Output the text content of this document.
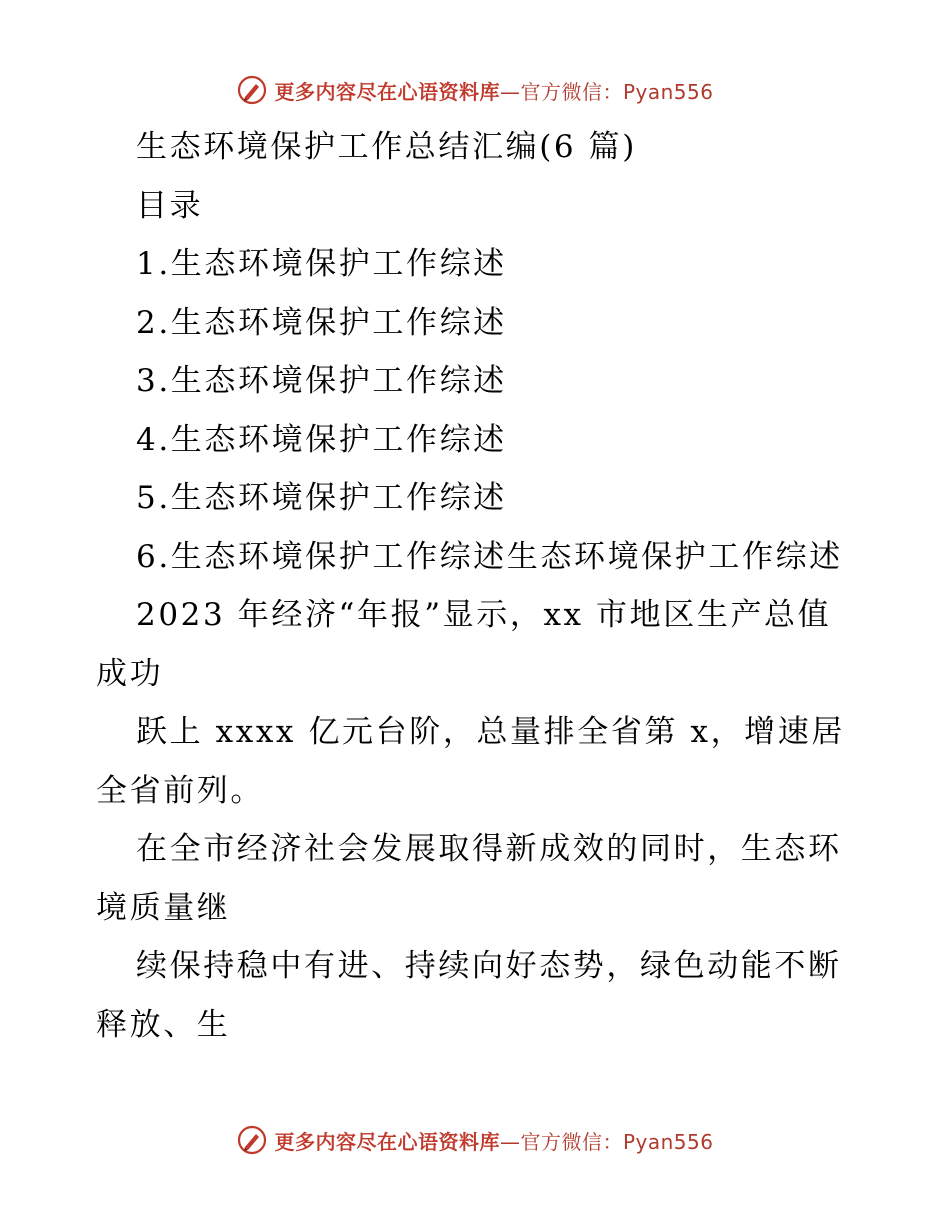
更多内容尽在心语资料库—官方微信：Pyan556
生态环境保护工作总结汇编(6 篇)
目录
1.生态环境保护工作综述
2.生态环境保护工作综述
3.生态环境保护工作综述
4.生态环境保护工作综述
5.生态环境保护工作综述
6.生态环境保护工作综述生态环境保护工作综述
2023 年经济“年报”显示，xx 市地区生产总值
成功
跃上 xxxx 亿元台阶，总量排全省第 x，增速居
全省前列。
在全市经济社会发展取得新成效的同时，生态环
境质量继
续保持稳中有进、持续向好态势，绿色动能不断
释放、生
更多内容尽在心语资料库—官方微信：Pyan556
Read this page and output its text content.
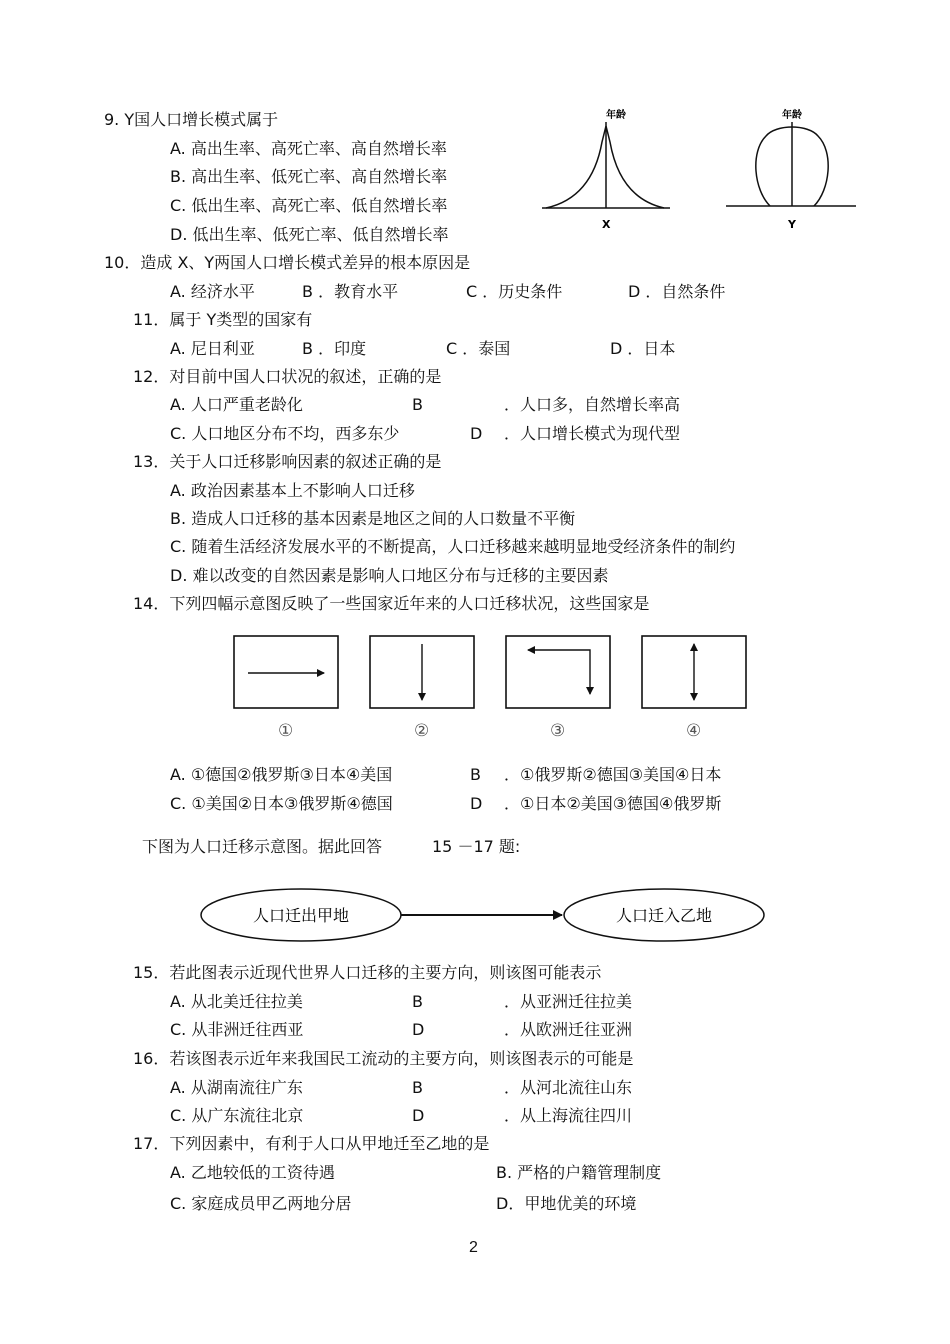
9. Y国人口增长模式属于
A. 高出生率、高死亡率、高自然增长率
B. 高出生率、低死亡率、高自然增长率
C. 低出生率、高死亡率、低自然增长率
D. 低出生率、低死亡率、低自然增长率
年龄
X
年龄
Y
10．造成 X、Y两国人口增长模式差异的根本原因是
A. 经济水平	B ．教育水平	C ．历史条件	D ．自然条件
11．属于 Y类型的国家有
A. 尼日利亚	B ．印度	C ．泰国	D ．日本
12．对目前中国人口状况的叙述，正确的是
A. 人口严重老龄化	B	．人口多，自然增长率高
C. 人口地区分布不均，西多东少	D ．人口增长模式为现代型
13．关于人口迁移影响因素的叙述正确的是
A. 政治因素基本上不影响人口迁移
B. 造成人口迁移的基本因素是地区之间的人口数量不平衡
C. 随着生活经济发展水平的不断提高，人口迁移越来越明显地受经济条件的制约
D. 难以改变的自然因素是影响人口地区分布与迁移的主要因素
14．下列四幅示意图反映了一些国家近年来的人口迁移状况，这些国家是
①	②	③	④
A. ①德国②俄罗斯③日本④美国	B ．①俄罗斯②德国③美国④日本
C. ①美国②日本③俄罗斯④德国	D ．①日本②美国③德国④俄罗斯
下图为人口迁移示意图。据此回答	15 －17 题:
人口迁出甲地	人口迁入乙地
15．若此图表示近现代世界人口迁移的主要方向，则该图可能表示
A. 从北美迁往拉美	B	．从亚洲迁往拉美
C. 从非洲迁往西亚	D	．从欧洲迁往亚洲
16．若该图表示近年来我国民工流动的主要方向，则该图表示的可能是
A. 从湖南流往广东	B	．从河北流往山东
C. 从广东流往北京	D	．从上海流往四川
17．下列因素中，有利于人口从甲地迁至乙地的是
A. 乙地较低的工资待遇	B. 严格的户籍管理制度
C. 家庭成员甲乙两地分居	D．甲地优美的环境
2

...

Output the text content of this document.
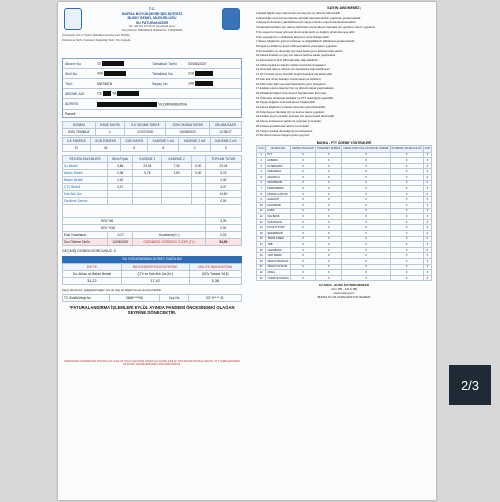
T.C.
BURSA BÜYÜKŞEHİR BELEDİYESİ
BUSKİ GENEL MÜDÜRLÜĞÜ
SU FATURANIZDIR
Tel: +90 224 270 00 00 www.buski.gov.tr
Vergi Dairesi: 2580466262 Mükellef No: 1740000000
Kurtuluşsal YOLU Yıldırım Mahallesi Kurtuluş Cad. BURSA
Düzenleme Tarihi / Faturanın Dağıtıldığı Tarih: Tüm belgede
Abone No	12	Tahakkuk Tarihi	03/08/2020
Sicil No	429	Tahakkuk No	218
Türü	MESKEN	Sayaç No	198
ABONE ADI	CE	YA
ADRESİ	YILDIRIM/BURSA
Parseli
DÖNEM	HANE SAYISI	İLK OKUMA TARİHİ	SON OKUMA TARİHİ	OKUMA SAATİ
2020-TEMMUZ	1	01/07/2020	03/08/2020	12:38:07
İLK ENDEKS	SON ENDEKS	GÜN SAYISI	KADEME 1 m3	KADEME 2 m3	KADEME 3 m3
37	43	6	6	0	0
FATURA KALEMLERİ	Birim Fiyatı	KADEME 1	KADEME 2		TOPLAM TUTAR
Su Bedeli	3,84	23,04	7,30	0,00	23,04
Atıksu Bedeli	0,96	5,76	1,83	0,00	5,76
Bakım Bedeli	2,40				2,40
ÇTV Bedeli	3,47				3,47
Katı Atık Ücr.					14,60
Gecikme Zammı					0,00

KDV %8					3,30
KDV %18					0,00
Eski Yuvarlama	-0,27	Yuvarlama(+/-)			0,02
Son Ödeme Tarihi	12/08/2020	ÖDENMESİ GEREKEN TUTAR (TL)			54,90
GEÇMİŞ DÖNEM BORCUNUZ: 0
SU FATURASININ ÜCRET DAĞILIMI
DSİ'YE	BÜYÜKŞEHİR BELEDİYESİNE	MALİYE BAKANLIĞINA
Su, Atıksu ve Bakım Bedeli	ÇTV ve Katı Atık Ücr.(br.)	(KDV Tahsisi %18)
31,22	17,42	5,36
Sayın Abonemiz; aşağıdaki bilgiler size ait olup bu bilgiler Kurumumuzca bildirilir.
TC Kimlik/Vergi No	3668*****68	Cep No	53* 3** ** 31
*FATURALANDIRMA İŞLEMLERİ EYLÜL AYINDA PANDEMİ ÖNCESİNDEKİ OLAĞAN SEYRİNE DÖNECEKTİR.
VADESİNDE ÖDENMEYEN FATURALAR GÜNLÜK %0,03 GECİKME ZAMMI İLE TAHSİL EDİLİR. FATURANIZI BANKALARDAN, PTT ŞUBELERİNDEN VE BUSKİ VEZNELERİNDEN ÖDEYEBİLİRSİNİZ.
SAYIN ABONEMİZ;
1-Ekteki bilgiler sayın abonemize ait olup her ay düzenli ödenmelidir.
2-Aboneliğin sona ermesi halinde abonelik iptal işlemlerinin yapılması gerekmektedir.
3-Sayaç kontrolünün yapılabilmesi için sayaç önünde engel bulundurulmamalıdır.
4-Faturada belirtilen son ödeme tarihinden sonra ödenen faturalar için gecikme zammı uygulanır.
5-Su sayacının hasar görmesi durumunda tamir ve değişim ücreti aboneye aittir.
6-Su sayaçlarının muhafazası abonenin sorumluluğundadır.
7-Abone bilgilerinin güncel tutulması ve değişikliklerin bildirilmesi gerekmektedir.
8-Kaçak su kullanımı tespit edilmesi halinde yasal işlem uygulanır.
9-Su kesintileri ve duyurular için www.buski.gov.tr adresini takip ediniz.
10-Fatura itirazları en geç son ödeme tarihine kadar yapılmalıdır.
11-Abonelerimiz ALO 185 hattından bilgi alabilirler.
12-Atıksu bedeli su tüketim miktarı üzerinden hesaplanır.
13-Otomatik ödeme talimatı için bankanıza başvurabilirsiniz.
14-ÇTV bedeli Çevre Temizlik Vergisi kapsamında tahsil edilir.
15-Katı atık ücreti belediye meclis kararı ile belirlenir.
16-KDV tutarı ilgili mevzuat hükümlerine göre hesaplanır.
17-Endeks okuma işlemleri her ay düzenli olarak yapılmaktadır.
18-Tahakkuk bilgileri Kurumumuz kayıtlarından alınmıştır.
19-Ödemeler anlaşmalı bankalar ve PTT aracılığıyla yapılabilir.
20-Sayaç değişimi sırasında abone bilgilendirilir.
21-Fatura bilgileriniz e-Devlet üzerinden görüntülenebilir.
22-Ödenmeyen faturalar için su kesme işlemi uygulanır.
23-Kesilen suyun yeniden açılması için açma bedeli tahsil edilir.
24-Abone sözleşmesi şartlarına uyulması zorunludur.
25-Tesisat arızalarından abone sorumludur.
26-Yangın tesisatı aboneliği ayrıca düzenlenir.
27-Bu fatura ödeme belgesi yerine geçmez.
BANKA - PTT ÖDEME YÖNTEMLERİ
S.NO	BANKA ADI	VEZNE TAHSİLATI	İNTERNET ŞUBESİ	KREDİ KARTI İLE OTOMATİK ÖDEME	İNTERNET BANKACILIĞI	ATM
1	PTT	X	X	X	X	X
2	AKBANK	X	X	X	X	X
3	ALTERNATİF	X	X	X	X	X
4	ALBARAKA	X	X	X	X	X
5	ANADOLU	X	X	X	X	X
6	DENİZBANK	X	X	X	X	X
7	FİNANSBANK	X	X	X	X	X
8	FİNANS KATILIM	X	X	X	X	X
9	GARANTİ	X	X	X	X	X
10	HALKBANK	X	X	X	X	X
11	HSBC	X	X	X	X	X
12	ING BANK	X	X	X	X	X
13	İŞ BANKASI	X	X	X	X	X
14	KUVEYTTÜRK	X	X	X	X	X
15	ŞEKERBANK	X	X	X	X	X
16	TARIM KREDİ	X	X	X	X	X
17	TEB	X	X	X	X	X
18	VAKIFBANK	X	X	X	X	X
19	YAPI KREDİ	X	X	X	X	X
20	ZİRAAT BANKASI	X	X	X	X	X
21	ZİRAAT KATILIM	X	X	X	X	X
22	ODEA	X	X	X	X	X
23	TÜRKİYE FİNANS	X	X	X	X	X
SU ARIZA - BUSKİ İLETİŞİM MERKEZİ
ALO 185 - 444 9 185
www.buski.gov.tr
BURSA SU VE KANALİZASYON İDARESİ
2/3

=== Objective ===
Show the lines where the word "低自然增长率" appears in the entries.

=== The reply ===
C. 低出生率、高死亡率、低自然增长率
D. 低出生率、低死亡率、低自然增长率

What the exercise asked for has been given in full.